— Begin —

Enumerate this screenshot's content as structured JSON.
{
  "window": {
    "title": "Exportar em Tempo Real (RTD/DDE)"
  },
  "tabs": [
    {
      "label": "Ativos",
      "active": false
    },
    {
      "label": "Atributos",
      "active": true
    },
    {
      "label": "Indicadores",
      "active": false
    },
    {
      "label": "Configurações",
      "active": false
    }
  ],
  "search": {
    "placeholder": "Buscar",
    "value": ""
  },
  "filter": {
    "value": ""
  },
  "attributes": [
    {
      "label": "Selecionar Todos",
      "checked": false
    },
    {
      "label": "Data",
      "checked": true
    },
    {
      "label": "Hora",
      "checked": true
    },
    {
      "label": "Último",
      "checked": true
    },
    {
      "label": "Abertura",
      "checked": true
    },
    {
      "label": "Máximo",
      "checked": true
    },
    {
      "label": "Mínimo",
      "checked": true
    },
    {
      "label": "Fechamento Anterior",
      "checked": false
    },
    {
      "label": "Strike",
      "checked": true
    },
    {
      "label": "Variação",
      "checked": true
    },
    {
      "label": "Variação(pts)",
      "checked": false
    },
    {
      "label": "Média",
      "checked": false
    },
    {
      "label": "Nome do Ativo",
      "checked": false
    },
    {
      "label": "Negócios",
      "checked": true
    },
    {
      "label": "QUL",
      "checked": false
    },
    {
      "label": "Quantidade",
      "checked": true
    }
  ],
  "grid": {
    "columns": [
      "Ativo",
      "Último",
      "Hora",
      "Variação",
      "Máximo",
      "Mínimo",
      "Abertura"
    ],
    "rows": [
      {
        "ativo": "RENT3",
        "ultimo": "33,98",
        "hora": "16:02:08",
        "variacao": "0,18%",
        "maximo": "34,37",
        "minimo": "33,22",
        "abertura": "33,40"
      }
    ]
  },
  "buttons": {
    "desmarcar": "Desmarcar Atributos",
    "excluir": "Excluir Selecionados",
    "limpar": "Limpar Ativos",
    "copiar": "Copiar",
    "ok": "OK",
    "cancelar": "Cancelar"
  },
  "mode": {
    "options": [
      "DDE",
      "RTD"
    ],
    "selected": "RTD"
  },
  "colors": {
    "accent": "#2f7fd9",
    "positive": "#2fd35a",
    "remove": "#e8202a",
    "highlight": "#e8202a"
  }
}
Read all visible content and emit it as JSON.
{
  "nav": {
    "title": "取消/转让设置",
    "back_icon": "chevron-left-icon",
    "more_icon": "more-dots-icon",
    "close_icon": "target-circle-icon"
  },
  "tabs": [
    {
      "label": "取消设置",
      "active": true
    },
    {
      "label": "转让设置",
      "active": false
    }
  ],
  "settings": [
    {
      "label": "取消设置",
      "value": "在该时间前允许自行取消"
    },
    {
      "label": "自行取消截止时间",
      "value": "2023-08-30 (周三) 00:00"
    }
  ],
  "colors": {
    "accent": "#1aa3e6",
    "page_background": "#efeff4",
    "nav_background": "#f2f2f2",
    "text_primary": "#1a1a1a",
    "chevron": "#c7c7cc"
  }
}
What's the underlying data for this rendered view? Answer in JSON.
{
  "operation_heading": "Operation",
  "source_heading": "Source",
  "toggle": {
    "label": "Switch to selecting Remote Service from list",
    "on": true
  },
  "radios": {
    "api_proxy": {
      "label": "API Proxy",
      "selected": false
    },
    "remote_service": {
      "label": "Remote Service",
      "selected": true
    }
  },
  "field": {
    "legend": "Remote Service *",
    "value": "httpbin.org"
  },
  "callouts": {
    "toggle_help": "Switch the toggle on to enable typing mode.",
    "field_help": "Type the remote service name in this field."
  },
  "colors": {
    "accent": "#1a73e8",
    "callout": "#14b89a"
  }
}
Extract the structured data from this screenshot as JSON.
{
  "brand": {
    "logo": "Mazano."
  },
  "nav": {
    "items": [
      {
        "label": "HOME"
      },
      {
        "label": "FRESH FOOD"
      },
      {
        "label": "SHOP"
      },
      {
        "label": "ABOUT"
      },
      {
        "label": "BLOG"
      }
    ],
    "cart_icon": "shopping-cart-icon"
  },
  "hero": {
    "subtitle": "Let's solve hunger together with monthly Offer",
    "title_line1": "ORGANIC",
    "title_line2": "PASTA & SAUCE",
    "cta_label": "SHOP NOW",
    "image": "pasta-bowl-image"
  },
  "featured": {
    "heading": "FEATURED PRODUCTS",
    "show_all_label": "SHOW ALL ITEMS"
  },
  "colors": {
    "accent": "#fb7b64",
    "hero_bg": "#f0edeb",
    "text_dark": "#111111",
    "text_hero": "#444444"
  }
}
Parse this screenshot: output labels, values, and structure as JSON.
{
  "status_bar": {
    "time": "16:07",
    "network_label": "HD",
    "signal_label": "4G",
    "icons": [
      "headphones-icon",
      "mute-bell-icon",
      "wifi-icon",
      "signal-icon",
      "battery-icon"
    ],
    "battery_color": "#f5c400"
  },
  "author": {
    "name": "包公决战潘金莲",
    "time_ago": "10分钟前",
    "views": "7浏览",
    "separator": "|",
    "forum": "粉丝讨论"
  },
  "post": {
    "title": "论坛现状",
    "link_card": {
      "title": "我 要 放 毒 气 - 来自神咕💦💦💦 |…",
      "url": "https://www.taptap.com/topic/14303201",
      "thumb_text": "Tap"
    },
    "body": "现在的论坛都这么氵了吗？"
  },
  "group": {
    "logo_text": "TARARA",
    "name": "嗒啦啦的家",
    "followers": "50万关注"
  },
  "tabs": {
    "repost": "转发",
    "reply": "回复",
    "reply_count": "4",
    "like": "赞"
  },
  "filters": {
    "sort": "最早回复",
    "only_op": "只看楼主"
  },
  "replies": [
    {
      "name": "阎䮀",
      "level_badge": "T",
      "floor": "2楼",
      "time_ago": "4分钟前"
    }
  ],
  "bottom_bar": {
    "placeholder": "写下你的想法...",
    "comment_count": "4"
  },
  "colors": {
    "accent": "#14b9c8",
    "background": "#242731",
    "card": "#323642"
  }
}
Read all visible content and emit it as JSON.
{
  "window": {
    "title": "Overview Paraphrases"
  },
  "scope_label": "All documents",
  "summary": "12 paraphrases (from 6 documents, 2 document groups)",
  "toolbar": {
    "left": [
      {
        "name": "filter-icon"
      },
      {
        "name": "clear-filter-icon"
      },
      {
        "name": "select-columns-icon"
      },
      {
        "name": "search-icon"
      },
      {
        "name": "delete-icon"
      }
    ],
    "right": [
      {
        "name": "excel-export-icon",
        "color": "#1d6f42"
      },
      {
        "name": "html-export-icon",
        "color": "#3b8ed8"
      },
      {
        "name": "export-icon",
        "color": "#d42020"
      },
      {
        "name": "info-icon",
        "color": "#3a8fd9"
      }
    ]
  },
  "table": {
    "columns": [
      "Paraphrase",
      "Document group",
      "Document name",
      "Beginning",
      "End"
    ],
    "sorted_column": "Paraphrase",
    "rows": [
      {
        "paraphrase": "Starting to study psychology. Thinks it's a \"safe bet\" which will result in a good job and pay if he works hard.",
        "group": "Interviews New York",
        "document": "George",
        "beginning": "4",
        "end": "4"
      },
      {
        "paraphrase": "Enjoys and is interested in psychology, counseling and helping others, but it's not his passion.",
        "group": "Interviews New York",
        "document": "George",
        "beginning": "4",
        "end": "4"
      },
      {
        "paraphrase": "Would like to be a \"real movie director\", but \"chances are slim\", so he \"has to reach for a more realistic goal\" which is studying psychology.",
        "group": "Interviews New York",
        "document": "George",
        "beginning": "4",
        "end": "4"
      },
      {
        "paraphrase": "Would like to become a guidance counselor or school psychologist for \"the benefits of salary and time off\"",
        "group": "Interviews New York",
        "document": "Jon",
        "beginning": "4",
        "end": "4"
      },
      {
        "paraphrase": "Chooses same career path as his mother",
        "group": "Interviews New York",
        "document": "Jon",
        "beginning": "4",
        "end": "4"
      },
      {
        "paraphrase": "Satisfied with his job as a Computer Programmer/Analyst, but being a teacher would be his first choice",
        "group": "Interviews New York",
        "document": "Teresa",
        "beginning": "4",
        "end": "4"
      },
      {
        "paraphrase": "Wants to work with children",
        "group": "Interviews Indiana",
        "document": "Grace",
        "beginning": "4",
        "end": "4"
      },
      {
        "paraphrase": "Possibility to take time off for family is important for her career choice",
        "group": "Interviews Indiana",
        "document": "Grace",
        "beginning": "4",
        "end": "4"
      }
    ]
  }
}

— End —

* Exercise instructions
Find and copy every line in the entries above where the string "screenshot" occurs.

* Exercise output
Enumerate this screenshot's content as structured JSON.
Extract the structured data from this screenshot as JSON.
Parse this screenshot: output labels, values, and structure as JSON.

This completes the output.